-- Input rows start --

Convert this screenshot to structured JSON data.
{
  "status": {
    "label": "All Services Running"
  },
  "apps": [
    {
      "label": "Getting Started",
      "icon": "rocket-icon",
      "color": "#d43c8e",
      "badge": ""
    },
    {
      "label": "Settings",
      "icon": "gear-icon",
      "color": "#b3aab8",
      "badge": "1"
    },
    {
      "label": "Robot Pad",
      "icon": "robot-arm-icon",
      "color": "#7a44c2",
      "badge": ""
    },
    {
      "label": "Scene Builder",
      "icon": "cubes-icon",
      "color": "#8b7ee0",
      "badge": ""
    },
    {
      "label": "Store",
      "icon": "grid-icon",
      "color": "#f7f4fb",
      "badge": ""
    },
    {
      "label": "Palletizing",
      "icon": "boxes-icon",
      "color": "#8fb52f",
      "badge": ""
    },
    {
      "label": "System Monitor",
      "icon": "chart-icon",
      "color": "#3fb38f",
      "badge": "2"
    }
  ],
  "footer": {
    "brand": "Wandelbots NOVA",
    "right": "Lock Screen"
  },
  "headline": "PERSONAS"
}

-- Input rows end --
-- Input rows start --

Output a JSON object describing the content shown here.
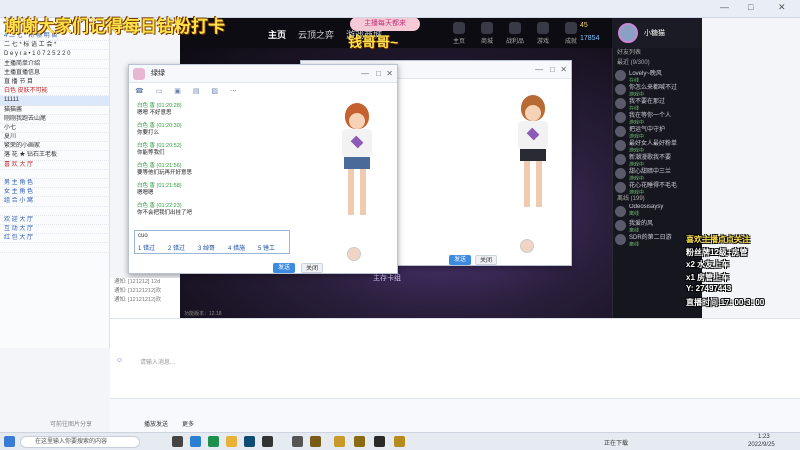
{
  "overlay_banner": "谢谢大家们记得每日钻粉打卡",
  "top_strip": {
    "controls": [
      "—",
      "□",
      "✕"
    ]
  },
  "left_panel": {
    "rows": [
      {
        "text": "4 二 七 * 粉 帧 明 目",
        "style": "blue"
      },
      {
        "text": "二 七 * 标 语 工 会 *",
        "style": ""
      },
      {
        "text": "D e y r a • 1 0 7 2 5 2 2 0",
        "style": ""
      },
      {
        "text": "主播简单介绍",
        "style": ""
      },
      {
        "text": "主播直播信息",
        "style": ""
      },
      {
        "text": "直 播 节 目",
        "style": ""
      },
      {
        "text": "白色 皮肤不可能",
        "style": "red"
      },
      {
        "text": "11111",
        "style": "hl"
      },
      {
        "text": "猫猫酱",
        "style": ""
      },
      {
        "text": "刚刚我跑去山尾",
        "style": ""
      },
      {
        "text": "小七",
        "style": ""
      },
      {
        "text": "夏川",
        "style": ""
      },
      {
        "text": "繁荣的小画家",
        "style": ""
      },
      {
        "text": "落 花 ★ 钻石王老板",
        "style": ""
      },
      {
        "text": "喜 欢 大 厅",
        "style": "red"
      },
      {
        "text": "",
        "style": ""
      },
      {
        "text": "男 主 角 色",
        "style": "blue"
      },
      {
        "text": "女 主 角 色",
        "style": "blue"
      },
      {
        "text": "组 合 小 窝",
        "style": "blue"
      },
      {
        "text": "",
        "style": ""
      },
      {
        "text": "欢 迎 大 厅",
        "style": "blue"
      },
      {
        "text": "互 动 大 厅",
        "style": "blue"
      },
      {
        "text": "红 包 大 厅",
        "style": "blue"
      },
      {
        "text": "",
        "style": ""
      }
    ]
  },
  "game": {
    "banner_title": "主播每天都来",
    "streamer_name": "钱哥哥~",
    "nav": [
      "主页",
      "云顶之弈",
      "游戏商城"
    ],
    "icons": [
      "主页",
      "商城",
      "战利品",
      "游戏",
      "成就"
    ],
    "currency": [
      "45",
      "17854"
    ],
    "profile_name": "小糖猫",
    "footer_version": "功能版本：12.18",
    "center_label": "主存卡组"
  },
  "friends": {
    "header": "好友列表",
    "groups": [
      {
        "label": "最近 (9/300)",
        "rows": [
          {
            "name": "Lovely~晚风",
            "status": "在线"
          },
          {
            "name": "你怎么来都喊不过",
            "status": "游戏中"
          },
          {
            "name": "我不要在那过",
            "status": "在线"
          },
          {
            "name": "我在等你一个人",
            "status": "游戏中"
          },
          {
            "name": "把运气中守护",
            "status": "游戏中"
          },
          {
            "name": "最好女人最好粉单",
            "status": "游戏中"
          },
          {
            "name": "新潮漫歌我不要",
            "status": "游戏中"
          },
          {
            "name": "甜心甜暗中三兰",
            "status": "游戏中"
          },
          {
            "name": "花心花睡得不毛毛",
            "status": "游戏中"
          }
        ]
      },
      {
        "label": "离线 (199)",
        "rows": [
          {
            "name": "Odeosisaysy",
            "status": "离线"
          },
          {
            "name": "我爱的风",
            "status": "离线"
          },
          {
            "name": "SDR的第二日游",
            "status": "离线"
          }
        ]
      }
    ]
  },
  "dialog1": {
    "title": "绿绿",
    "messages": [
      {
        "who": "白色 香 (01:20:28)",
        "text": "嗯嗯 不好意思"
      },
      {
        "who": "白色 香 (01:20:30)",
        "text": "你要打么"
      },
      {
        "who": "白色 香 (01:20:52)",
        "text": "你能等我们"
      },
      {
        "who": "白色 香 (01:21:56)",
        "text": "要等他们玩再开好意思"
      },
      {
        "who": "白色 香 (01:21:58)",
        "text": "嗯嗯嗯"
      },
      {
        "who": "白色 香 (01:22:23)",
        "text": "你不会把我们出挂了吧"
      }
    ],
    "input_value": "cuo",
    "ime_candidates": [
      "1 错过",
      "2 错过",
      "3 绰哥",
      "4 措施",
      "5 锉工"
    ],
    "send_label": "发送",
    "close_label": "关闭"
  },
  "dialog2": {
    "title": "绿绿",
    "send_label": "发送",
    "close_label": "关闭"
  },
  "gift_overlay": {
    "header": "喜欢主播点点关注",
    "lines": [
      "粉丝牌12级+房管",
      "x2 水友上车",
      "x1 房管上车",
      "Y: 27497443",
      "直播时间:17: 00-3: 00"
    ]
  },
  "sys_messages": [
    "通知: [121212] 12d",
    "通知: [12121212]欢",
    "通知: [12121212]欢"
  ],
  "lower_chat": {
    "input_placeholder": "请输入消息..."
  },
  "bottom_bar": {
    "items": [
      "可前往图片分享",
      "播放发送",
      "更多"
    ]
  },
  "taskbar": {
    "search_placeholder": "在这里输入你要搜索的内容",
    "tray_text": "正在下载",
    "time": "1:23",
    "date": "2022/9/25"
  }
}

-- Input rows end --

● **Short exercise**
Pull out all lines of the data with the string "color".

● **Written response**
      "color": "#d43c8e",
      "color": "#b3aab8",
      "color": "#7a44c2",
      "color": "#8b7ee0",
      "color": "#f7f4fb",
      "color": "#8fb52f",
      "color": "#3fb38f",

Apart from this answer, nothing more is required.